## SET PROBLEM
In the data below, find every line with the string "重庆传媒职业学院" and pull it out.
═════ DATA SUPPLIED
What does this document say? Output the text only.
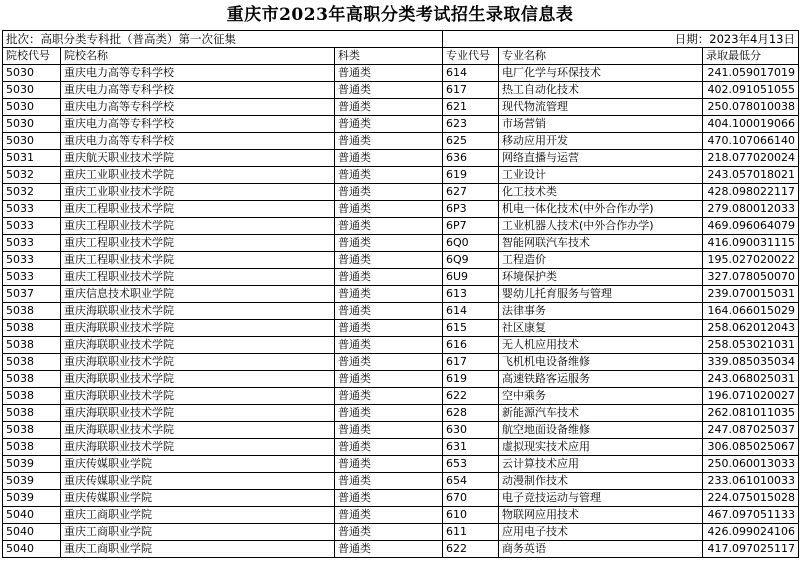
重庆市2023年高职分类考试招生录取信息表
批次：高职分类专科批（普高类）第一次征集			日期：2023年4月13日		
院校代号	院校名称	科类	专业代号	专业名称	录取最低分
5030	重庆电力高等专科学校	普通类	614	电厂化学与环保技术	241.059017019
5030	重庆电力高等专科学校	普通类	617	热工自动化技术	402.091051055
5030	重庆电力高等专科学校	普通类	621	现代物流管理	250.078010038
5030	重庆电力高等专科学校	普通类	623	市场营销	404.100019066
5030	重庆电力高等专科学校	普通类	625	移动应用开发	470.107066140
5031	重庆航天职业技术学院	普通类	636	网络直播与运营	218.077020024
5032	重庆工业职业技术学院	普通类	619	工业设计	243.057018021
5032	重庆工业职业技术学院	普通类	627	化工技术类	428.098022117
5033	重庆工程职业技术学院	普通类	6P3	机电一体化技术(中外合作办学)	279.080012033
5033	重庆工程职业技术学院	普通类	6P7	工业机器人技术(中外合作办学)	469.096064079
5033	重庆工程职业技术学院	普通类	6Q0	智能网联汽车技术	416.090031115
5033	重庆工程职业技术学院	普通类	6Q9	工程造价	195.027020022
5033	重庆工程职业技术学院	普通类	6U9	环境保护类	327.078050070
5037	重庆信息技术职业学院	普通类	613	婴幼儿托育服务与管理	239.070015031
5038	重庆海联职业技术学院	普通类	614	法律事务	164.066015029
5038	重庆海联职业技术学院	普通类	615	社区康复	258.062012043
5038	重庆海联职业技术学院	普通类	616	无人机应用技术	258.053021031
5038	重庆海联职业技术学院	普通类	617	飞机机电设备维修	339.085035034
5038	重庆海联职业技术学院	普通类	619	高速铁路客运服务	243.068025031
5038	重庆海联职业技术学院	普通类	622	空中乘务	196.071020027
5038	重庆海联职业技术学院	普通类	628	新能源汽车技术	262.081011035
5038	重庆海联职业技术学院	普通类	630	航空地面设备维修	247.087025037
5038	重庆海联职业技术学院	普通类	631	虚拟现实技术应用	306.085025067
5039	重庆传媒职业学院	普通类	653	云计算技术应用	250.060013033
5039	重庆传媒职业学院	普通类	654	动漫制作技术	233.061010033
5039	重庆传媒职业学院	普通类	670	电子竞技运动与管理	224.075015028
5040	重庆工商职业学院	普通类	610	物联网应用技术	467.097051133
5040	重庆工商职业学院	普通类	611	应用电子技术	426.099024106
5040	重庆工商职业学院	普通类	622	商务英语	417.097025117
══════════
## SOLUTION FOR THIS PROBLEM
5039	重庆传媒职业学院	普通类	653	云计算技术应用	250.060013033
5039	重庆传媒职业学院	普通类	654	动漫制作技术	233.061010033
5039	重庆传媒职业学院	普通类	670	电子竞技运动与管理	224.075015028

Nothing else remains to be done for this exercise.